Count how many lines of the data below contain the word "shape" and reply with only that number.

======== Entries provided ========

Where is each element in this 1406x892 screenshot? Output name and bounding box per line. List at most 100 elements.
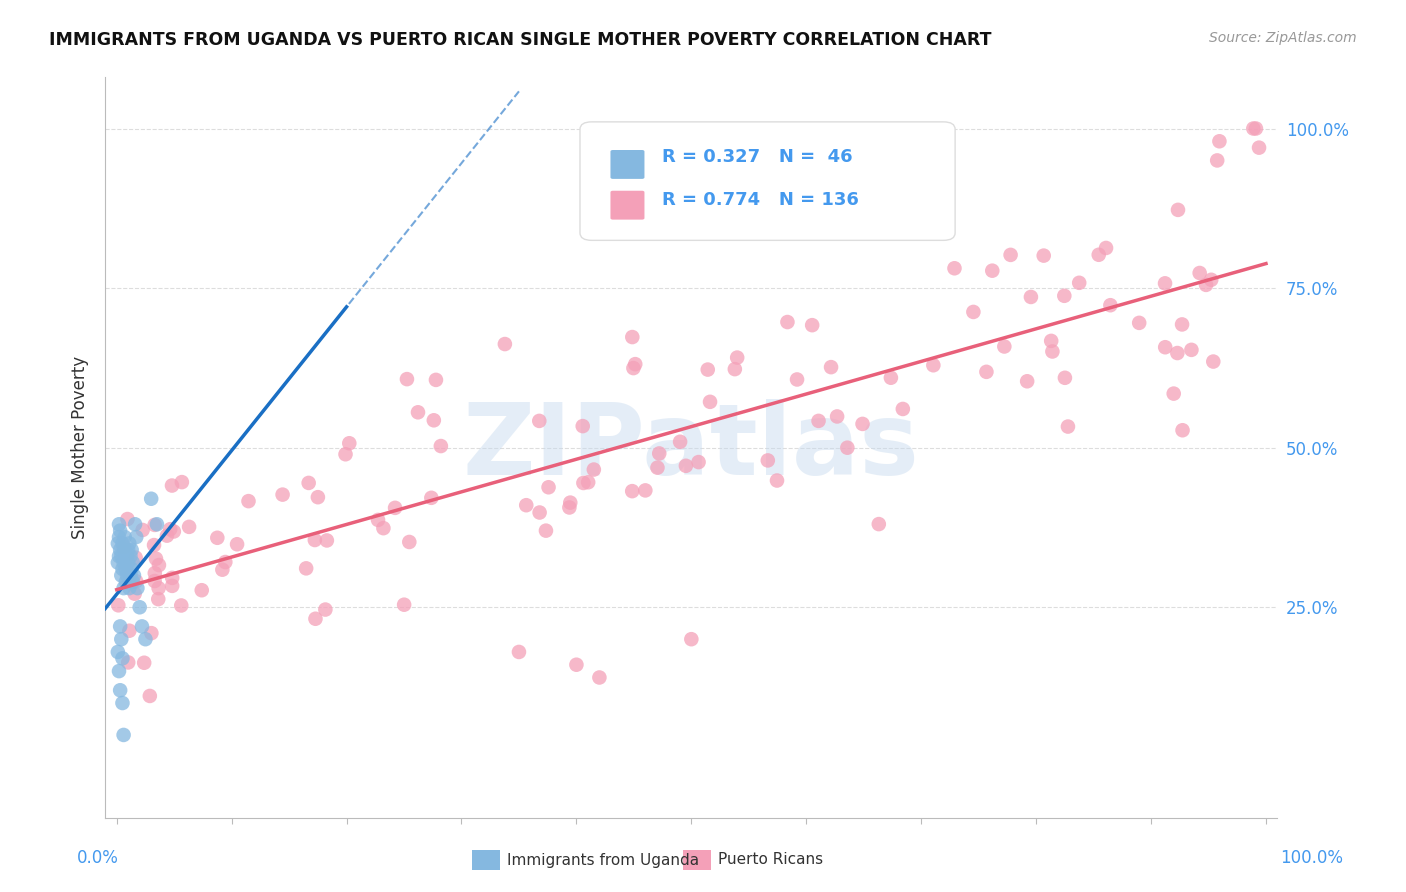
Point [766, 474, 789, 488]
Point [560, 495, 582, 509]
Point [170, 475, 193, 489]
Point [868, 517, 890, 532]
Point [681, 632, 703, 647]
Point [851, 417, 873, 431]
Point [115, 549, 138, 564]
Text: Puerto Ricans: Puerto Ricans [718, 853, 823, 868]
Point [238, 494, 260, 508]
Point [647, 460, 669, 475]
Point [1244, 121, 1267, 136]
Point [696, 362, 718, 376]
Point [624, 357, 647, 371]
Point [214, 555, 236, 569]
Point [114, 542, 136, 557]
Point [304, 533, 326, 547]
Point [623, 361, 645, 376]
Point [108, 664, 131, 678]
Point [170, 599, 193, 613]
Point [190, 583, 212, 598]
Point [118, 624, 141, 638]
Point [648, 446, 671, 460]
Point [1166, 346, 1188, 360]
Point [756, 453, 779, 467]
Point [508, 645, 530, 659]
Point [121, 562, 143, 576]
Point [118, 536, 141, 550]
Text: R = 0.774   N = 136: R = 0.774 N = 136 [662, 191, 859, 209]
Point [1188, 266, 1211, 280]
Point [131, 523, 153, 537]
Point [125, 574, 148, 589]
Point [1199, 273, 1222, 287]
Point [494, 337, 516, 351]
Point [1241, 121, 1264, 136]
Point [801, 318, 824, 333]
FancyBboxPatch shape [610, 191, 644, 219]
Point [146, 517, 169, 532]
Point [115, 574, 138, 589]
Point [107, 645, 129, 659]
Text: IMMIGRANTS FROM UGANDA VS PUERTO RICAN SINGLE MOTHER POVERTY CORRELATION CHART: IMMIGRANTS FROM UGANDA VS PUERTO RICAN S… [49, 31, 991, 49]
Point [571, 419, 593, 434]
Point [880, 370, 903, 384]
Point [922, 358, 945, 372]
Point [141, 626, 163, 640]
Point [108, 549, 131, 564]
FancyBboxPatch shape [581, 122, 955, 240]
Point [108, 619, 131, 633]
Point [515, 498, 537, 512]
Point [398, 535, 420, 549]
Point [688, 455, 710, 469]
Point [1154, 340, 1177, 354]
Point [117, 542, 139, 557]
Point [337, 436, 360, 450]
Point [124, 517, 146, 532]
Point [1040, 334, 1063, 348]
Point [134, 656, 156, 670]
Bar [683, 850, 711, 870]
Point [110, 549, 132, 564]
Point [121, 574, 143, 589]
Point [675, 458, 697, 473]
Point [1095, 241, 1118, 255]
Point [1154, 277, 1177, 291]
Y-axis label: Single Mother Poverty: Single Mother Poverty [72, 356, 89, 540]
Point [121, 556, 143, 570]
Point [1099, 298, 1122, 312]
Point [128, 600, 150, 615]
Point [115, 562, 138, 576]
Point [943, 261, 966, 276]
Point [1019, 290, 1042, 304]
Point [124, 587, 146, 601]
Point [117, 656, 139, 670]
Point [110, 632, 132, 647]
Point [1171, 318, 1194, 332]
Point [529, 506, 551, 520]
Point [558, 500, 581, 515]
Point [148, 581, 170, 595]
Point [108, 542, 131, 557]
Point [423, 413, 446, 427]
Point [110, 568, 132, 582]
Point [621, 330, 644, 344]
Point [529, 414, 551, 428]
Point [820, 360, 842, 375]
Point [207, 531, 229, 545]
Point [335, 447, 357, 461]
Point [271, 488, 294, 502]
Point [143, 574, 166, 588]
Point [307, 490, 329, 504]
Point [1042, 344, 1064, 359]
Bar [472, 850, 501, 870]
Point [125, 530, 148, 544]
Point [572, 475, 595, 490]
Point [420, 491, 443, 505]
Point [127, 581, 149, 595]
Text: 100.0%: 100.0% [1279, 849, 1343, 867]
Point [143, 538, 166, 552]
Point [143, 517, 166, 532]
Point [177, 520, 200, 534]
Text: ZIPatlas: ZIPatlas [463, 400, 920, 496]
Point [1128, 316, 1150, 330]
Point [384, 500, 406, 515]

========

> [Written answer]: 2